SHORT PROBLEM: Find the lines that contain the word "Helsingin" and copy each one.
-------
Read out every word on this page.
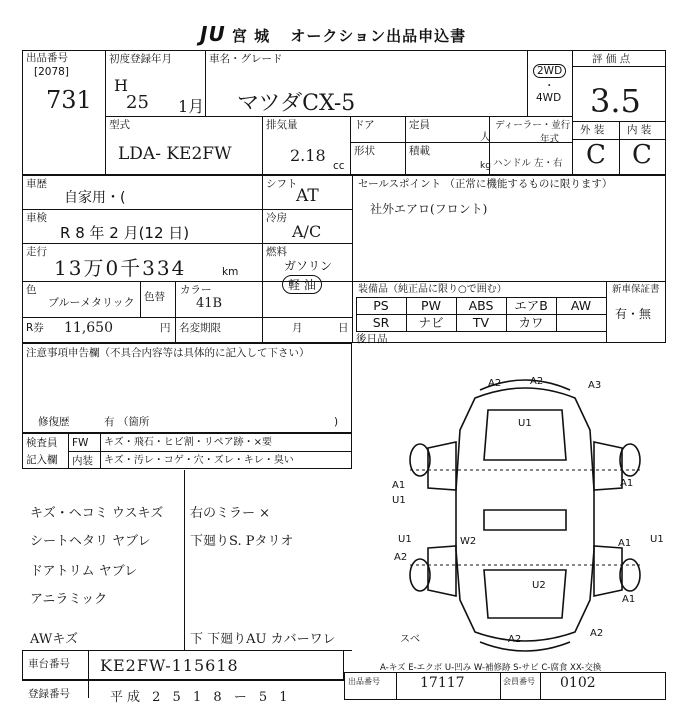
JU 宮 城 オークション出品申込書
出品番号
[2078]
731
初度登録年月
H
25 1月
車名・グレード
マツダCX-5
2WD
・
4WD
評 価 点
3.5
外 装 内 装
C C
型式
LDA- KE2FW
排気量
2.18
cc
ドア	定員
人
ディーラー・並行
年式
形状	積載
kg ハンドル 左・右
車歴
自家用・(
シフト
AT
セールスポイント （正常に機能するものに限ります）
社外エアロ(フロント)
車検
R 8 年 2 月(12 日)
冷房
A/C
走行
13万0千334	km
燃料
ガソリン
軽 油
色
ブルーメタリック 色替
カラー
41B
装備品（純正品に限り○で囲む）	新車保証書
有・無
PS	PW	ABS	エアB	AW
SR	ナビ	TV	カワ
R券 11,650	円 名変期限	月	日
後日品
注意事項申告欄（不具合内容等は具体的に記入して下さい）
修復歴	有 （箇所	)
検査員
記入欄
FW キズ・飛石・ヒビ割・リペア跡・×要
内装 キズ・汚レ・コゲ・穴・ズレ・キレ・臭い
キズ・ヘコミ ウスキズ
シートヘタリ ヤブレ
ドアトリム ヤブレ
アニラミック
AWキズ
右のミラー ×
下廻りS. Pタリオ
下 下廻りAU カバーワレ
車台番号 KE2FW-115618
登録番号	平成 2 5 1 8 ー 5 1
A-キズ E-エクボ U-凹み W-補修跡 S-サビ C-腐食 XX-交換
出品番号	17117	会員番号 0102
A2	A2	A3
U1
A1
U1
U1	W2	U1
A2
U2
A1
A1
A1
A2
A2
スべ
-------
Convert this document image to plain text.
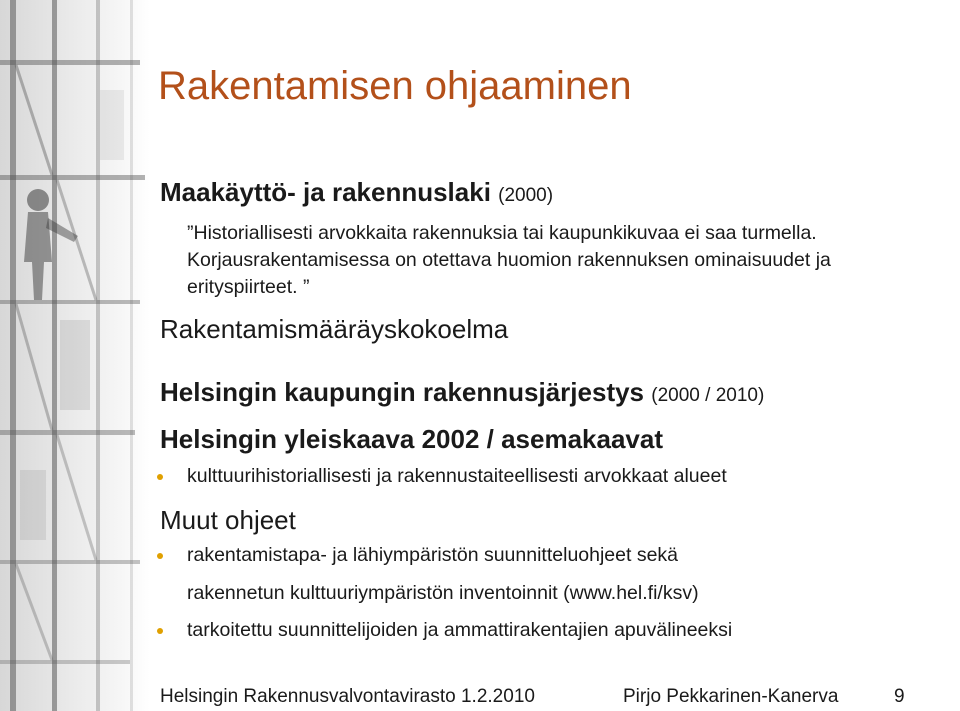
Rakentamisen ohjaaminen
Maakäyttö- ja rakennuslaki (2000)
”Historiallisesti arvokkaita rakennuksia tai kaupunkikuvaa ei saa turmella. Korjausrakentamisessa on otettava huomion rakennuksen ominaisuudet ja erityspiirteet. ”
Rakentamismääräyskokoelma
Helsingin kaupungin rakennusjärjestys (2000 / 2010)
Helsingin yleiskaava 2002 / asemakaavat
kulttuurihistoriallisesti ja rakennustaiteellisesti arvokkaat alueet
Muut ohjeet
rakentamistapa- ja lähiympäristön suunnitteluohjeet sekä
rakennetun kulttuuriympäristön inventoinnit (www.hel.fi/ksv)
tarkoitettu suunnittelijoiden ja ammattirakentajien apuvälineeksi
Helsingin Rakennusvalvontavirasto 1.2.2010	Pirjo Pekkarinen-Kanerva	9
-------
SOLUTION FOR THIS TASK:
Helsingin kaupungin rakennusjärjestys (2000 / 2010)
Helsingin yleiskaava 2002 / asemakaavat
Helsingin Rakennusvalvontavirasto 1.2.2010	Pirjo Pekkarinen-Kanerva	9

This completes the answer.